- _Instructions for the task_
Report the count of lines where the string "heim" appears, and nothing else.

- _Recorded data_
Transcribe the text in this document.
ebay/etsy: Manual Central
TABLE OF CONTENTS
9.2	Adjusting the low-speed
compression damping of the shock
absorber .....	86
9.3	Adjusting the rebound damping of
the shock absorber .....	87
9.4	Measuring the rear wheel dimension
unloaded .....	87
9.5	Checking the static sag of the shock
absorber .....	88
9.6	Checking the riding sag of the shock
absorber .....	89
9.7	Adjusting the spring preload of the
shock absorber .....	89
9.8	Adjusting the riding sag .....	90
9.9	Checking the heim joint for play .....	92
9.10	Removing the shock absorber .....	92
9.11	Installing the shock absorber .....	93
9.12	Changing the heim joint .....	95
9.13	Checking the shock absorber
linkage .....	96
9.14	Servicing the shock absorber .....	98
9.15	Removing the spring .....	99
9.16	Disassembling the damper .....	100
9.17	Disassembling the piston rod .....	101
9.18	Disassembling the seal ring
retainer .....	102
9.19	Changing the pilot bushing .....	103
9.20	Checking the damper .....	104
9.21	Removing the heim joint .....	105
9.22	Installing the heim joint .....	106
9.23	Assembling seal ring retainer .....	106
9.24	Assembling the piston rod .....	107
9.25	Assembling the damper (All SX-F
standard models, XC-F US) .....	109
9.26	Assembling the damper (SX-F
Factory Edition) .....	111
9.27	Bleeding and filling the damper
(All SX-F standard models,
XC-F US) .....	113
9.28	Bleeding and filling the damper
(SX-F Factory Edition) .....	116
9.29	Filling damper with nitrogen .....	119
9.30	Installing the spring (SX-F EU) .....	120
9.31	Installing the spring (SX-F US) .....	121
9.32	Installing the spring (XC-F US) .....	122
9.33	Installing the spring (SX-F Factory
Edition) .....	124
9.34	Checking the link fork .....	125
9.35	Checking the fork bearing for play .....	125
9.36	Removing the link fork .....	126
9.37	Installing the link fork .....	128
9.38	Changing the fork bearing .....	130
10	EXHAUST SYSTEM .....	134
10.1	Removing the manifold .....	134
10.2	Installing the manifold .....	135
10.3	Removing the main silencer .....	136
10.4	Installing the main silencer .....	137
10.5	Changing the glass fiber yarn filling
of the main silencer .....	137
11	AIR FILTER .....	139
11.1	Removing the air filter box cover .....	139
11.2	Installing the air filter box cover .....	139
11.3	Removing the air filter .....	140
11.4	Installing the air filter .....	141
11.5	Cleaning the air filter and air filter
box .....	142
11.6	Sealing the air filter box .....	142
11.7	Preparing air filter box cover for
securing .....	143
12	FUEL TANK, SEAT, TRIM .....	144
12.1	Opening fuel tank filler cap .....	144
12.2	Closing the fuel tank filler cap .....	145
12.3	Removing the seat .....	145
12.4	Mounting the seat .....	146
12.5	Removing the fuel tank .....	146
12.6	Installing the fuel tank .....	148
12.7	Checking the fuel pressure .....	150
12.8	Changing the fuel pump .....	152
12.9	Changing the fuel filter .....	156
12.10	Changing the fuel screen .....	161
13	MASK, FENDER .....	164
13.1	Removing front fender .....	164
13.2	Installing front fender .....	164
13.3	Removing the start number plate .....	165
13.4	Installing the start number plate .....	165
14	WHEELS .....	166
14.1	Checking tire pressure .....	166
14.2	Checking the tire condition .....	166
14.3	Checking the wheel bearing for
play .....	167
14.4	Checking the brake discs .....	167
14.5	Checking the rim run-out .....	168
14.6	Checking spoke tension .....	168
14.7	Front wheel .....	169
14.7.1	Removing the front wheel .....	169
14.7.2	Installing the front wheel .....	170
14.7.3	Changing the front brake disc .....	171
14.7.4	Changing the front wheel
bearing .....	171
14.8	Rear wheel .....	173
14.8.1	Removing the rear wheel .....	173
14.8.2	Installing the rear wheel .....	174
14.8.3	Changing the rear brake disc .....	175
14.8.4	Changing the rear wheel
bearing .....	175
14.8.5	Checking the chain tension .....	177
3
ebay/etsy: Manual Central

- _Task response_
4